Give nothing except the number of lines containing the word "color".

Begin Material

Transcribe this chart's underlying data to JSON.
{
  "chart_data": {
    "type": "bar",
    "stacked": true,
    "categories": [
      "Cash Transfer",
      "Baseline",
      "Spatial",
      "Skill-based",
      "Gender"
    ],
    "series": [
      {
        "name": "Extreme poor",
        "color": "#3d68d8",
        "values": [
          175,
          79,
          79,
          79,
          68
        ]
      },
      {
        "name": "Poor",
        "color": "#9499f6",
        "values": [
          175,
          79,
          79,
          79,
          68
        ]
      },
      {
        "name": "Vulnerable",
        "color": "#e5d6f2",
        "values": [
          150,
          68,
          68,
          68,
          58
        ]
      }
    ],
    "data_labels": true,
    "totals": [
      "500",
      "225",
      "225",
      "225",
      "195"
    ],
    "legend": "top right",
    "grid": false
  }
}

End Material

Task output: 3